:: Input material

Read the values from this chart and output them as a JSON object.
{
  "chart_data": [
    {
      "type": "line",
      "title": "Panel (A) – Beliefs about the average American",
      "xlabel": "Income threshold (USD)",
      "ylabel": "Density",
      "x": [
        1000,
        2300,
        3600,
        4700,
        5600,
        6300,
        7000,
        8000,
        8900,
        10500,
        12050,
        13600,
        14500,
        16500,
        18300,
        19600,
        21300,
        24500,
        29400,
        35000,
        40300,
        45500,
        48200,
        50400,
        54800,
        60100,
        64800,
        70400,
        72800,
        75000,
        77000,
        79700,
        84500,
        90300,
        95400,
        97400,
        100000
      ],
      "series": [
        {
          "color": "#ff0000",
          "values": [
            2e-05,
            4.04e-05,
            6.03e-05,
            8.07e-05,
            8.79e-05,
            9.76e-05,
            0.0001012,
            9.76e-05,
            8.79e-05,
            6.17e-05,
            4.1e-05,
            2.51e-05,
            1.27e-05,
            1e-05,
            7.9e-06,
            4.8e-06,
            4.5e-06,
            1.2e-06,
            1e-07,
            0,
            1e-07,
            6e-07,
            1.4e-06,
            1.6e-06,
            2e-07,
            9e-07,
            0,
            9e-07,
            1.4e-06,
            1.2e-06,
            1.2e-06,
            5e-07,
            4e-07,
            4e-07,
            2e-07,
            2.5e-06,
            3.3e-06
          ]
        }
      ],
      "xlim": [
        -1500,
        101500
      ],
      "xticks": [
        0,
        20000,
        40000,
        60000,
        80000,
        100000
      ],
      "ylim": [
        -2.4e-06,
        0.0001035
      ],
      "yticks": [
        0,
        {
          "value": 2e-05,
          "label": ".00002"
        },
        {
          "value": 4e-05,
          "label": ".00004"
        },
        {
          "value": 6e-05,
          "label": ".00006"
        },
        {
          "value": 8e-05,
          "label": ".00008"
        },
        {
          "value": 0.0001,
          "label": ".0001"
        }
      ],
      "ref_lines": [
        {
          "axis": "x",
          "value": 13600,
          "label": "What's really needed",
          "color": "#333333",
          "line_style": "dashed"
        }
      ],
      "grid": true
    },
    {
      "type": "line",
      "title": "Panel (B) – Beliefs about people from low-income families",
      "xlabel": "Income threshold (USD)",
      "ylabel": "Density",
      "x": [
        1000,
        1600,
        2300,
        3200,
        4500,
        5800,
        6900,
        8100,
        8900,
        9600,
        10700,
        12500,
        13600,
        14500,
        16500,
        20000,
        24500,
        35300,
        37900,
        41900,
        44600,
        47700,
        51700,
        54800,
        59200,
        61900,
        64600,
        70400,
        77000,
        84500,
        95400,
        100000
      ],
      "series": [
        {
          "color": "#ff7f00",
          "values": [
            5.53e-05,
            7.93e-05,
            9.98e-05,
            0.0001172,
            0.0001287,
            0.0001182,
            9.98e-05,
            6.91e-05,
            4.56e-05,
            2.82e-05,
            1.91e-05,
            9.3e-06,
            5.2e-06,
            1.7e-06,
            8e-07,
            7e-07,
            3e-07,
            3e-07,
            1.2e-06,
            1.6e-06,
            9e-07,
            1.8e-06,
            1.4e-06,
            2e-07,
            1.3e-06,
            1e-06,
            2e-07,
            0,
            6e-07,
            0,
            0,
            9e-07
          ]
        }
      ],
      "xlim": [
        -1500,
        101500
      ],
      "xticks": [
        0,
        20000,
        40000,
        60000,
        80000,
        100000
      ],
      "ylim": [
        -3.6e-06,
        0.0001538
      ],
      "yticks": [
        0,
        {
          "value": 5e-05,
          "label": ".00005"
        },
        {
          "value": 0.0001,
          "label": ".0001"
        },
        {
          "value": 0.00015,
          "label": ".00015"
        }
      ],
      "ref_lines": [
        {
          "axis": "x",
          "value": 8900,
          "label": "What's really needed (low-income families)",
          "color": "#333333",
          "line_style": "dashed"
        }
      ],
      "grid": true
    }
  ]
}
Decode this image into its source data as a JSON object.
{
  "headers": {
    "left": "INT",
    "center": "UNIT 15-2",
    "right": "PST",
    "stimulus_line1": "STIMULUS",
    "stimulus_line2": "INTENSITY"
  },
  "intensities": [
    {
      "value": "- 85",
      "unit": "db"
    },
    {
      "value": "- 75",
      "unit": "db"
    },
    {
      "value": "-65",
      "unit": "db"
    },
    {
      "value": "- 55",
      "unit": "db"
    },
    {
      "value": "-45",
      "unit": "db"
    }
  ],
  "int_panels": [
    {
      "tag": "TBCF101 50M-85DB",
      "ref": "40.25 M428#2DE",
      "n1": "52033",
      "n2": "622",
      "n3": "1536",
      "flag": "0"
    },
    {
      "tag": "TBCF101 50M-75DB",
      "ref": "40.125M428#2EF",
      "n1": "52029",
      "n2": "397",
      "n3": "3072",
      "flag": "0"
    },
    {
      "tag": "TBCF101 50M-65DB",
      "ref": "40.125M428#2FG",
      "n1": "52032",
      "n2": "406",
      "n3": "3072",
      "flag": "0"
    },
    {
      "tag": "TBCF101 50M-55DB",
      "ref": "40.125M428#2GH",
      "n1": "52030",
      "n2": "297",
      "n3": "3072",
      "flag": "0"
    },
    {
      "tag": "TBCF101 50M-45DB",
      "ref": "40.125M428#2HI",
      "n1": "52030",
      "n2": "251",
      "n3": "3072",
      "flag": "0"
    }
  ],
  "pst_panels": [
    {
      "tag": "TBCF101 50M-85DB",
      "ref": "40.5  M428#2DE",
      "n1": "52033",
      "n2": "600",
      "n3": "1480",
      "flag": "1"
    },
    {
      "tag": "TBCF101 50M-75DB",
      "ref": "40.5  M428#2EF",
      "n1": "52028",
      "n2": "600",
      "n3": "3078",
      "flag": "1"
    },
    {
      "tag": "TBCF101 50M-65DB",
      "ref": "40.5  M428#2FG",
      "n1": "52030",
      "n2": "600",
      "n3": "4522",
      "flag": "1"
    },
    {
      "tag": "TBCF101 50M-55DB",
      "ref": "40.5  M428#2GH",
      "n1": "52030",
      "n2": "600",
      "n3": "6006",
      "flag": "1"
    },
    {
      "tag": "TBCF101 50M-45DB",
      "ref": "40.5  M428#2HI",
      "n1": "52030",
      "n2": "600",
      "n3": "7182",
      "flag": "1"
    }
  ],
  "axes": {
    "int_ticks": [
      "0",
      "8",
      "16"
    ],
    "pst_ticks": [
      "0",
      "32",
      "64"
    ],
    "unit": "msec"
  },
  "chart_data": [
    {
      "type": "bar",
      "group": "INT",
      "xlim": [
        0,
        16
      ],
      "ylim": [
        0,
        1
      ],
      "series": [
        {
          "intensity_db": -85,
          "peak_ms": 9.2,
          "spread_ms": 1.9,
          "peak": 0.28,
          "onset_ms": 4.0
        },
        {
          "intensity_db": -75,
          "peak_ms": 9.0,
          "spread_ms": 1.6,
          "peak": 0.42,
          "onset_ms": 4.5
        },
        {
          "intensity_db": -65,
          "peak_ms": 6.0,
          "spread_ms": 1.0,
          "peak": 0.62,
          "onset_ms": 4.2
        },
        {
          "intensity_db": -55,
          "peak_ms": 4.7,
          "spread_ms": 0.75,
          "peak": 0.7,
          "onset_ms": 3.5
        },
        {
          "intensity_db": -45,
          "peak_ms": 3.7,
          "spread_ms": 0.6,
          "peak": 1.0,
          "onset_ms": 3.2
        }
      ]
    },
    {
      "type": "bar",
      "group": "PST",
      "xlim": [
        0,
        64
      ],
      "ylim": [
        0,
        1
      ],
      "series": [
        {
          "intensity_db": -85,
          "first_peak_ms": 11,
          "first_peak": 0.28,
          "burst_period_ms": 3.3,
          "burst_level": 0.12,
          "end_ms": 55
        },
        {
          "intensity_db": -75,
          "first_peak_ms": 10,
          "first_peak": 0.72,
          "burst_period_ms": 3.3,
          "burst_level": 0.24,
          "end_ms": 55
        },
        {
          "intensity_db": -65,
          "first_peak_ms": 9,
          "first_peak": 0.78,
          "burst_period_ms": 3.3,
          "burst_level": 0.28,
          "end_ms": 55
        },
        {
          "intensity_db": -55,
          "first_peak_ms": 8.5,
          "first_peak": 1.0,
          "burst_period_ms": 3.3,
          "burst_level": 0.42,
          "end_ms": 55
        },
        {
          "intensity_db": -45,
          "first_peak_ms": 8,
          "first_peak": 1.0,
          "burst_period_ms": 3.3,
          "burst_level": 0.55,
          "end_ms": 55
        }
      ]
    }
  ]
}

::::

* Short exercise
Check all the records above and select each line where the string "JSON" is found.

* Correct response
Read the values from this chart and output them as a JSON object.
Decode this image into its source data as a JSON object.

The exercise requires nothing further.